_WHAT YOU HAVE TO DO_
Say how many lines in the records include the string "Impuestos", adding no other words.

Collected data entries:
(begin)
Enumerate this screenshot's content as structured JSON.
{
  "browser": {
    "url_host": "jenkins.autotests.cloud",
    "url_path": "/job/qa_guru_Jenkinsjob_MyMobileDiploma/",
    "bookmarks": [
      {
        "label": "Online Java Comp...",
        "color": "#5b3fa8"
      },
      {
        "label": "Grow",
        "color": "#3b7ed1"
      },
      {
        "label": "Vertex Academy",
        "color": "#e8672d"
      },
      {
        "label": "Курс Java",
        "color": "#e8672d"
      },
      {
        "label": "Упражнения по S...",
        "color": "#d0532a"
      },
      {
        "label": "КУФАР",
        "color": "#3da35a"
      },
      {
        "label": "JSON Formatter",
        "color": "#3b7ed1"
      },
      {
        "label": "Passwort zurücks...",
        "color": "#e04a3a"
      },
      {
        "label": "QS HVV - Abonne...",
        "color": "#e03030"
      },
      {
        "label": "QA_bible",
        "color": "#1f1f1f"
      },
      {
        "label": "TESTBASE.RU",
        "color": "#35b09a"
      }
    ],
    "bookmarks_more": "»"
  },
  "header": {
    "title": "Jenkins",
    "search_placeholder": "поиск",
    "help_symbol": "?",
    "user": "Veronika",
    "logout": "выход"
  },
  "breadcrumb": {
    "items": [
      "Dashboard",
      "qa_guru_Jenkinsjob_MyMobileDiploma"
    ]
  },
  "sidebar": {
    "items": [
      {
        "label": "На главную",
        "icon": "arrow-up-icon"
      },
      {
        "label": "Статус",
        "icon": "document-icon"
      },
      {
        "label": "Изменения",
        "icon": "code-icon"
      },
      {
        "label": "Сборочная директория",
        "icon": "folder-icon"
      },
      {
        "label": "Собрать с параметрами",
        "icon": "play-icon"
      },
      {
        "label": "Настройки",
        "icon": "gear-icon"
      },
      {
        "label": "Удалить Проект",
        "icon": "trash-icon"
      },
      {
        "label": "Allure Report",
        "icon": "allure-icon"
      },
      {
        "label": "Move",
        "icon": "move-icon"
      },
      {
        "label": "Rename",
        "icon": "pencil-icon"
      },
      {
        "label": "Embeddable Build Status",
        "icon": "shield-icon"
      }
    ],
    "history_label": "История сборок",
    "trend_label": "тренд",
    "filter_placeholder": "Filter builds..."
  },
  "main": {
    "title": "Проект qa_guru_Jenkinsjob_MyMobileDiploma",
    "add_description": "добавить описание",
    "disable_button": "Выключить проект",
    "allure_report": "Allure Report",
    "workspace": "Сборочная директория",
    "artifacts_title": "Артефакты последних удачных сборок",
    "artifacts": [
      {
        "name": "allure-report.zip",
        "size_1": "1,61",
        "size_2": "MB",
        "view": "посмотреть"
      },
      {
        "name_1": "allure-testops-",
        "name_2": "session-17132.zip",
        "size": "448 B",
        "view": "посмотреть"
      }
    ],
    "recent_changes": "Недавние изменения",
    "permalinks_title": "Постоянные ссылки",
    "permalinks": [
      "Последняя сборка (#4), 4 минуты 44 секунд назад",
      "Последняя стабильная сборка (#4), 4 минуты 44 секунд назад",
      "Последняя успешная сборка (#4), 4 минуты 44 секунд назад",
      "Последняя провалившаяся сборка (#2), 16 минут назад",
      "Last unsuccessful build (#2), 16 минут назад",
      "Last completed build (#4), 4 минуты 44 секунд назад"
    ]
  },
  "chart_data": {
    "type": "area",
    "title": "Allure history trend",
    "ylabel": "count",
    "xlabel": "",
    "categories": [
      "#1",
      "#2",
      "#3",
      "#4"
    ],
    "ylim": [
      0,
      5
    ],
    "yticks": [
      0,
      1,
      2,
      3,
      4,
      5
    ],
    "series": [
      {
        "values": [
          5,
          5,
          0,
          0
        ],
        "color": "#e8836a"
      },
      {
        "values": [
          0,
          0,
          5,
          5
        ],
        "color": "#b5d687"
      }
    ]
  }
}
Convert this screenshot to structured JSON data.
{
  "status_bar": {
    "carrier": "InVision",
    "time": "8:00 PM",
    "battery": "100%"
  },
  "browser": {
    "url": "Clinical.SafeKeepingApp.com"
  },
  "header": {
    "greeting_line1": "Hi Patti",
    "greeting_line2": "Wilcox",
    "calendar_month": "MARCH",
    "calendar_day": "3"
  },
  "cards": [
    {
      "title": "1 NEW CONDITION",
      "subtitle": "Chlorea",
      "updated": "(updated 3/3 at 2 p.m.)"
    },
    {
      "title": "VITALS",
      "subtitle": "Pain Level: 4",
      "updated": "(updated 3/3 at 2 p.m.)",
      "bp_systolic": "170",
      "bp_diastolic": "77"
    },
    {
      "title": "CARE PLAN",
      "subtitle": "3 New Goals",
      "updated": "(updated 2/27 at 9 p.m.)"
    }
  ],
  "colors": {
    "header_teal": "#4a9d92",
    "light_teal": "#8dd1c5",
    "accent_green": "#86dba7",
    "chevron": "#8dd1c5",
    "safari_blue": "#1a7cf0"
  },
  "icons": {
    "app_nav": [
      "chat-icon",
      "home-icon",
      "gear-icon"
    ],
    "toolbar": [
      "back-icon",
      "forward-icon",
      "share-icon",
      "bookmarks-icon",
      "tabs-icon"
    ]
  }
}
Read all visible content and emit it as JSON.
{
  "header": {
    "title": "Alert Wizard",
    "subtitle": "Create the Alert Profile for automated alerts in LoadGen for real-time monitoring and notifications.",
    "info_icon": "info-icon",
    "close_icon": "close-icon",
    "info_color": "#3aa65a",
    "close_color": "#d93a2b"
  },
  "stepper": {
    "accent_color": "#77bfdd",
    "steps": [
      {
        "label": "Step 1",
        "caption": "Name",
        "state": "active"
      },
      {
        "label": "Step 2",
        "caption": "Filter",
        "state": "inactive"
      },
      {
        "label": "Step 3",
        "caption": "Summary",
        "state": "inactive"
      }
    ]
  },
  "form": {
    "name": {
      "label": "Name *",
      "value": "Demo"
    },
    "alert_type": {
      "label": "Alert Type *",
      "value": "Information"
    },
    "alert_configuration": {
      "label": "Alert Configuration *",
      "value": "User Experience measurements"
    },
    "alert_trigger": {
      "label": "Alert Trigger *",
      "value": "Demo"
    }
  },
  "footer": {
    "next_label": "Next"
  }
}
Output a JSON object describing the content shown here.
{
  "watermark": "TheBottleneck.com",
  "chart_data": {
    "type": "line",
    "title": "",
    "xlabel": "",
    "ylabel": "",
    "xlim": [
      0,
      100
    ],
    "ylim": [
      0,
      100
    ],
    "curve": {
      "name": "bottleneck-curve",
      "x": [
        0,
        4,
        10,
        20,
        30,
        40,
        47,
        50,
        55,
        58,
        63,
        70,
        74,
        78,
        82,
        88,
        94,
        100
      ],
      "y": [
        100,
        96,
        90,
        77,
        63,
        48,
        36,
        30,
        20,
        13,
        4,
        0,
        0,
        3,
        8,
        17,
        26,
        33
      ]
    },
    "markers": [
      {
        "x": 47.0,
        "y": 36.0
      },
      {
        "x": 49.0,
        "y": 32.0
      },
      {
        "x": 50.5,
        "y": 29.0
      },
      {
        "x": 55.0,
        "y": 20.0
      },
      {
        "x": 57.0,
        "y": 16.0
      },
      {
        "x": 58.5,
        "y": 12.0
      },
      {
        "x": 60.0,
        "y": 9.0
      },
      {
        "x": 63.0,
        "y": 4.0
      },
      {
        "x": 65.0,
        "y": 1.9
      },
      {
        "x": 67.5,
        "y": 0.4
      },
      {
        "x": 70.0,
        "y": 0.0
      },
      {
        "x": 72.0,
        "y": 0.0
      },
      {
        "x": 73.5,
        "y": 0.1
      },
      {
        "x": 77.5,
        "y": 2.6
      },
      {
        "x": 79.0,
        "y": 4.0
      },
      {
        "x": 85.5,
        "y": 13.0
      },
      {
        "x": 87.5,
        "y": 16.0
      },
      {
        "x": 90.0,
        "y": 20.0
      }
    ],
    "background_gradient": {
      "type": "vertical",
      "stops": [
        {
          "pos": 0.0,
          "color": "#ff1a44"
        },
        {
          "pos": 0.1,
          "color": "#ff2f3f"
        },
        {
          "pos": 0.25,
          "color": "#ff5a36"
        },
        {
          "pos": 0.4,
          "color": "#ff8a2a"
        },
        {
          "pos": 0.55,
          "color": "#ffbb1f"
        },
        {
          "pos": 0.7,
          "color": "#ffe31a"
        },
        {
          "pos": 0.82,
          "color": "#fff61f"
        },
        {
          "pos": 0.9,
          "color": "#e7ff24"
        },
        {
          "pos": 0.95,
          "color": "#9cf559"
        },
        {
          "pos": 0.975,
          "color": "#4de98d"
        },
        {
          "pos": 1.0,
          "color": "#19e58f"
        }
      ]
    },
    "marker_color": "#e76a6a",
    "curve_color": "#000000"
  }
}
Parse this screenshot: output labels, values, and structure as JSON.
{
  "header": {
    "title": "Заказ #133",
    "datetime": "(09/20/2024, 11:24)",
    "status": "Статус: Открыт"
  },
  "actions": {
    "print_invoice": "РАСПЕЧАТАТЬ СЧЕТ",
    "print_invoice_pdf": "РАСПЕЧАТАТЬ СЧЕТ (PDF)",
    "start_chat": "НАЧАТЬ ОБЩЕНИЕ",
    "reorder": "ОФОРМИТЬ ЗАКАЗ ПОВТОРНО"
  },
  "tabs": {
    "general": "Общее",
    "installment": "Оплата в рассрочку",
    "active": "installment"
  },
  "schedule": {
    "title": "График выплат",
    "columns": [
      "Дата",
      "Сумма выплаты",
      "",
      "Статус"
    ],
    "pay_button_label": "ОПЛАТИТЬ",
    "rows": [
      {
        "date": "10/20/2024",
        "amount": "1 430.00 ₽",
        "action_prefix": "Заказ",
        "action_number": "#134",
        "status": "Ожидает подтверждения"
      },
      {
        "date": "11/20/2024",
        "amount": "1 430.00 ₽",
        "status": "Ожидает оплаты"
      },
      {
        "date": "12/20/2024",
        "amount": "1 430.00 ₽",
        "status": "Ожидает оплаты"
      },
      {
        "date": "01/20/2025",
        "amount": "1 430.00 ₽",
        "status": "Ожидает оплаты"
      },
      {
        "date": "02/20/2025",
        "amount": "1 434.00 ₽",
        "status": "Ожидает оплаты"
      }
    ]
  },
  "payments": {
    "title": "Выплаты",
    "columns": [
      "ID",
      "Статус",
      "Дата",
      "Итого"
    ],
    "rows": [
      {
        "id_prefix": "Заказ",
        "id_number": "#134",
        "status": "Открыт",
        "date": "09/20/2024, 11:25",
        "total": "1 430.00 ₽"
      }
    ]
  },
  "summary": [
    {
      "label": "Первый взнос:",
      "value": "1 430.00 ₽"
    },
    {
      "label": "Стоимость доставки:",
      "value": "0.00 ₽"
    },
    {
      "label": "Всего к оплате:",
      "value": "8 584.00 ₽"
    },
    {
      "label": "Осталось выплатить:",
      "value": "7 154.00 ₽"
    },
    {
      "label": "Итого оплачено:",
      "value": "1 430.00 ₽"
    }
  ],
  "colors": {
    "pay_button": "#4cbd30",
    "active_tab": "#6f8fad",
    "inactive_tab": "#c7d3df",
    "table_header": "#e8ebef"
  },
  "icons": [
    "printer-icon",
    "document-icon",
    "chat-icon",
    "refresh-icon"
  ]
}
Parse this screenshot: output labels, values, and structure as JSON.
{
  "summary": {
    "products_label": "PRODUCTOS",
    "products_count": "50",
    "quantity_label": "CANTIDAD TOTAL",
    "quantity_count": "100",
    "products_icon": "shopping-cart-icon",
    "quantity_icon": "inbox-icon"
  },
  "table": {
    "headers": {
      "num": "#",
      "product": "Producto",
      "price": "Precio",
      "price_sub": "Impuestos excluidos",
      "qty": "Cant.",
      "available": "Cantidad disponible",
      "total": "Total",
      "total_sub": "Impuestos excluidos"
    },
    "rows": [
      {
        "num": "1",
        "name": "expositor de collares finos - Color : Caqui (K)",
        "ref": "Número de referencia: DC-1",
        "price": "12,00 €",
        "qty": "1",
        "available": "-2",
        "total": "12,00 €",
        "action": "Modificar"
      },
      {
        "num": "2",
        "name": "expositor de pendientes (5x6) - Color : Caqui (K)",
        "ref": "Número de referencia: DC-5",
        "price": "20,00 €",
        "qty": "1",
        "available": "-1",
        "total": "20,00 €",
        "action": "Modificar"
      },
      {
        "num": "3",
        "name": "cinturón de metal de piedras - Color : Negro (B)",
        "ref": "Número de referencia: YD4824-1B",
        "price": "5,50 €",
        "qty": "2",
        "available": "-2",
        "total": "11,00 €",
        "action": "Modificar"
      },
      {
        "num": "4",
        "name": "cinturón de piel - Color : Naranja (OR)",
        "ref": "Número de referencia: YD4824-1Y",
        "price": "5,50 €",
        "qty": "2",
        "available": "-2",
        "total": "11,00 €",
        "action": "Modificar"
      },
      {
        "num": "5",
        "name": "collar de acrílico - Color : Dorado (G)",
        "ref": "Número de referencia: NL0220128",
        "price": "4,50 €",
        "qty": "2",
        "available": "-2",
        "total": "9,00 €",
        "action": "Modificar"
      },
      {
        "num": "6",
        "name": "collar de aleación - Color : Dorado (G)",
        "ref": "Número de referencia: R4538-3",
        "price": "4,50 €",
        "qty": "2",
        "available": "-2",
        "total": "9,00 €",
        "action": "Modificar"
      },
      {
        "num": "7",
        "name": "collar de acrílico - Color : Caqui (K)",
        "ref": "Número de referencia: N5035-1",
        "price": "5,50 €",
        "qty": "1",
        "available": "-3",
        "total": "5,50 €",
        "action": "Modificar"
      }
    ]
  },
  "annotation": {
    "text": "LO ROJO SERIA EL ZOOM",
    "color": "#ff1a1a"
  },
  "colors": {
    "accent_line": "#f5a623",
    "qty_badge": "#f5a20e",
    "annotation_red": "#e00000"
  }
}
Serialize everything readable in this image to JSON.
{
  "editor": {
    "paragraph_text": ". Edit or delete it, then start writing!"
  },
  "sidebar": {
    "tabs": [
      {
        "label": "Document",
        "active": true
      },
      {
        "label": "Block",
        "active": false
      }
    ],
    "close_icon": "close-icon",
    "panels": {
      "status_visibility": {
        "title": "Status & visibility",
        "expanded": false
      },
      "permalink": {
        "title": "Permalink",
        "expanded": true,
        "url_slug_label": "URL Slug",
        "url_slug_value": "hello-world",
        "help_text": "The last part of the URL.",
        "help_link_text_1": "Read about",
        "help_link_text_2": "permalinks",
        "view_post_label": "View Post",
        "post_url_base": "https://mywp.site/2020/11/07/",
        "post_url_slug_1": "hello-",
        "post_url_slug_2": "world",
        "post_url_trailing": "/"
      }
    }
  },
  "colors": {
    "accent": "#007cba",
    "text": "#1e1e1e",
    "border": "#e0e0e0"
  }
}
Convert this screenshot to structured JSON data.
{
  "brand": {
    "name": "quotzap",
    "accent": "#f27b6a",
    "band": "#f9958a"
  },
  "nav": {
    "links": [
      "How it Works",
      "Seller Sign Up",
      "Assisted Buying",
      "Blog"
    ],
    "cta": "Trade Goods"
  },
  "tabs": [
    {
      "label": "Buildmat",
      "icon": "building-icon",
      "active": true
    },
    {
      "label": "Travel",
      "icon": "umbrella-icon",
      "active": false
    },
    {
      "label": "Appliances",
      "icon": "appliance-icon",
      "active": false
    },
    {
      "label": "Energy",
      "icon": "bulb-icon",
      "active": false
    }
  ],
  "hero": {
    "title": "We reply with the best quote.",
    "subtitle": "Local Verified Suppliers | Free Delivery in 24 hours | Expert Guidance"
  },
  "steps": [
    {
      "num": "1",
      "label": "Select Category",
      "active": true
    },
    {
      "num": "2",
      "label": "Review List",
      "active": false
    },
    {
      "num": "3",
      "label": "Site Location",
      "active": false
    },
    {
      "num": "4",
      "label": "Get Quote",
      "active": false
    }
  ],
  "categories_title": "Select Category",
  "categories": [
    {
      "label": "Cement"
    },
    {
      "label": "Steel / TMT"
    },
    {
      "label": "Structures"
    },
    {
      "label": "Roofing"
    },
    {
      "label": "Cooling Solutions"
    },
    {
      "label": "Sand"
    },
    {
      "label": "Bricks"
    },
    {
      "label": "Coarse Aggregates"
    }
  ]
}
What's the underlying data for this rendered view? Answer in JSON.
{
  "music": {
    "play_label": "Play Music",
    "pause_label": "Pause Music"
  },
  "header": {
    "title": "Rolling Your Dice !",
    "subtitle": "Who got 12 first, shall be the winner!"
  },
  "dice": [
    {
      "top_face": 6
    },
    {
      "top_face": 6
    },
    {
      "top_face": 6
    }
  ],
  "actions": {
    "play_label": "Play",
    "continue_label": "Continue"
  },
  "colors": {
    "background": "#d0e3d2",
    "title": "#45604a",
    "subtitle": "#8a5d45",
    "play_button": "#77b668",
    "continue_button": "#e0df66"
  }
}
(end)
_THE SOLUTION_
2